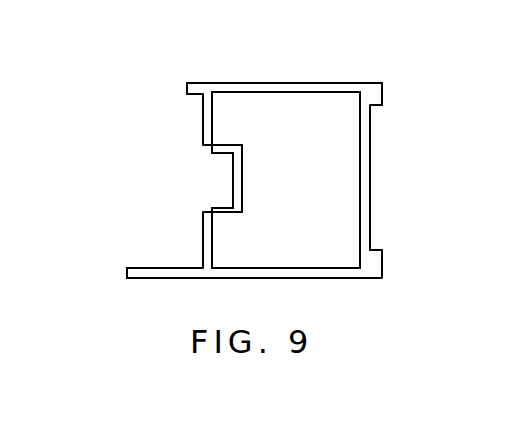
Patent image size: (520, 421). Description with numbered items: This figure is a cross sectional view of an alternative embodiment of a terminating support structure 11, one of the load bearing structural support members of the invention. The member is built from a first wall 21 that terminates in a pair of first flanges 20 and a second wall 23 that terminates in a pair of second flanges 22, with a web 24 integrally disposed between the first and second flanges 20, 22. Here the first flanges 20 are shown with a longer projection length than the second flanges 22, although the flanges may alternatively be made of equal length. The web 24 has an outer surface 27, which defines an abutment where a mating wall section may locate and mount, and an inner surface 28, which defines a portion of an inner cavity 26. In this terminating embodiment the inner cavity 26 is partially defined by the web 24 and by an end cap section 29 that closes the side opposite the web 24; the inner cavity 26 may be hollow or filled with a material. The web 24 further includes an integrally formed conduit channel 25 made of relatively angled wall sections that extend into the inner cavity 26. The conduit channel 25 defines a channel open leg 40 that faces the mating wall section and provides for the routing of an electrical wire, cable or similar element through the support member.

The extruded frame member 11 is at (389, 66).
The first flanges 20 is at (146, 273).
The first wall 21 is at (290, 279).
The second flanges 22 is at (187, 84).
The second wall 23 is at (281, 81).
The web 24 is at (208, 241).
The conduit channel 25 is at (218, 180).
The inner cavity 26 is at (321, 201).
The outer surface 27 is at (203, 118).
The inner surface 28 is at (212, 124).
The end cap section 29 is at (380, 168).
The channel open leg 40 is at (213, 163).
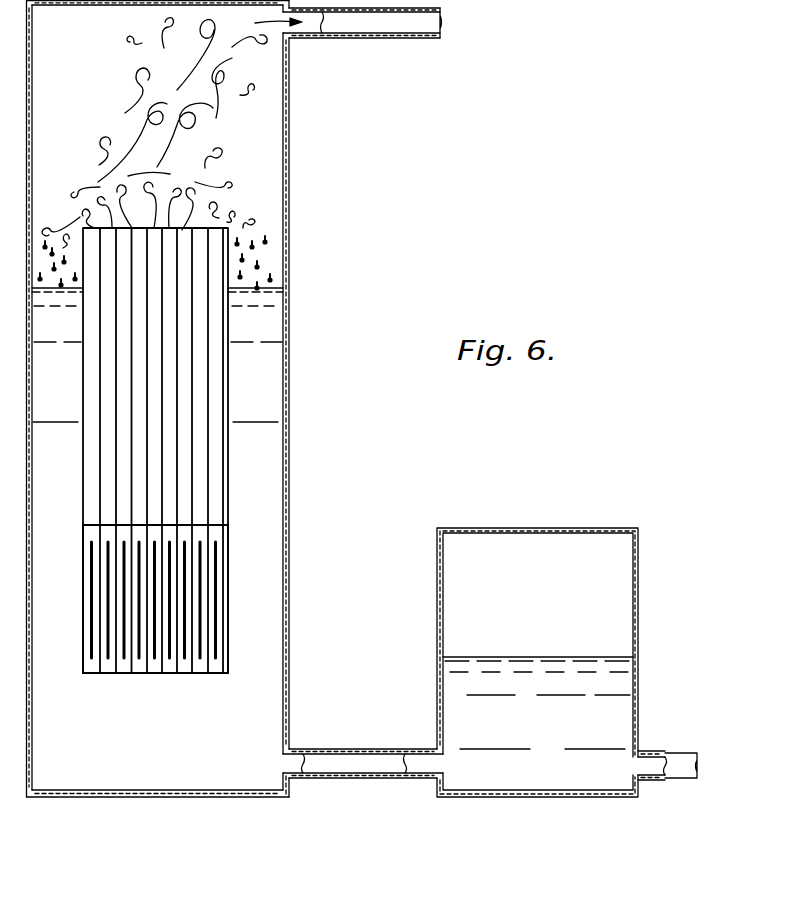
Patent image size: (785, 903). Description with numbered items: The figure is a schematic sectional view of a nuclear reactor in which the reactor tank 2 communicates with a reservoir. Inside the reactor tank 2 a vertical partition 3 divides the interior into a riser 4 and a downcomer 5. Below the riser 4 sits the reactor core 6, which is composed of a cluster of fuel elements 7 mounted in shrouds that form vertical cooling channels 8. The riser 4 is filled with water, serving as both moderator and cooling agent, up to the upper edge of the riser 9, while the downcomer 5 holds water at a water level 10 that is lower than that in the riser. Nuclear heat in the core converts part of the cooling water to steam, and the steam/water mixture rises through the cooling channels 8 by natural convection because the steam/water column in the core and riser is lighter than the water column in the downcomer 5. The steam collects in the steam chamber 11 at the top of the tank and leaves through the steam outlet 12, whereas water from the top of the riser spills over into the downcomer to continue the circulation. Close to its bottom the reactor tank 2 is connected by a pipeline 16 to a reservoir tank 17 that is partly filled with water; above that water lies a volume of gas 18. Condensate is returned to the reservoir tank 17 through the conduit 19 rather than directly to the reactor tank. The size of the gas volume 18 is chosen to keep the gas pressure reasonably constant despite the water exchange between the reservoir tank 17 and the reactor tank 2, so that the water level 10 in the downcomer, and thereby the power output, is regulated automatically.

# WHAT THE TASK ASKS
Write out the data again without the pictures, switching every "Patent image size" to "Drawing size" and leaving all the rest as it is.

# ANSWER IN FULL
Drawing size: (520, 421). Description with numbered items: This figure is a cross sectional view of an alternative embodiment of a terminating support structure 11, one of the load bearing structural support members of the invention. The member is built from a first wall 21 that terminates in a pair of first flanges 20 and a second wall 23 that terminates in a pair of second flanges 22, with a web 24 integrally disposed between the first and second flanges 20, 22. Here the first flanges 20 are shown with a longer projection length than the second flanges 22, although the flanges may alternatively be made of equal length. The web 24 has an outer surface 27, which defines an abutment where a mating wall section may locate and mount, and an inner surface 28, which defines a portion of an inner cavity 26. In this terminating embodiment the inner cavity 26 is partially defined by the web 24 and by an end cap section 29 that closes the side opposite the web 24; the inner cavity 26 may be hollow or filled with a material. The web 24 further includes an integrally formed conduit channel 25 made of relatively angled wall sections that extend into the inner cavity 26. The conduit channel 25 defines a channel open leg 40 that faces the mating wall section and provides for the routing of an electrical wire, cable or similar element through the support member.

The extruded frame member 11 is at (389, 66).
The first flanges 20 is at (146, 273).
The first wall 21 is at (290, 279).
The second flanges 22 is at (187, 84).
The second wall 23 is at (281, 81).
The web 24 is at (208, 241).
The conduit channel 25 is at (218, 180).
The inner cavity 26 is at (321, 201).
The outer surface 27 is at (203, 118).
The inner surface 28 is at (212, 124).
The end cap section 29 is at (380, 168).
The channel open leg 40 is at (213, 163).
Drawing size: (785, 903). Description with numbered items: The figure is a schematic sectional view of a nuclear reactor in which the reactor tank 2 communicates with a reservoir. Inside the reactor tank 2 a vertical partition 3 divides the interior into a riser 4 and a downcomer 5. Below the riser 4 sits the reactor core 6, which is composed of a cluster of fuel elements 7 mounted in shrouds that form vertical cooling channels 8. The riser 4 is filled with water, serving as both moderator and cooling agent, up to the upper edge of the riser 9, while the downcomer 5 holds water at a water level 10 that is lower than that in the riser. Nuclear heat in the core converts part of the cooling water to steam, and the steam/water mixture rises through the cooling channels 8 by natural convection because the steam/water column in the core and riser is lighter than the water column in the downcomer 5. The steam collects in the steam chamber 11 at the top of the tank and leaves through the steam outlet 12, whereas water from the top of the riser spills over into the downcomer to continue the circulation. Close to its bottom the reactor tank 2 is connected by a pipeline 16 to a reservoir tank 17 that is partly filled with water; above that water lies a volume of gas 18. Condensate is returned to the reservoir tank 17 through the conduit 19 rather than directly to the reactor tank. The size of the gas volume 18 is chosen to keep the gas pressure reasonably constant despite the water exchange between the reservoir tank 17 and the reactor tank 2, so that the water level 10 in the downcomer, and thereby the power output, is regulated automatically.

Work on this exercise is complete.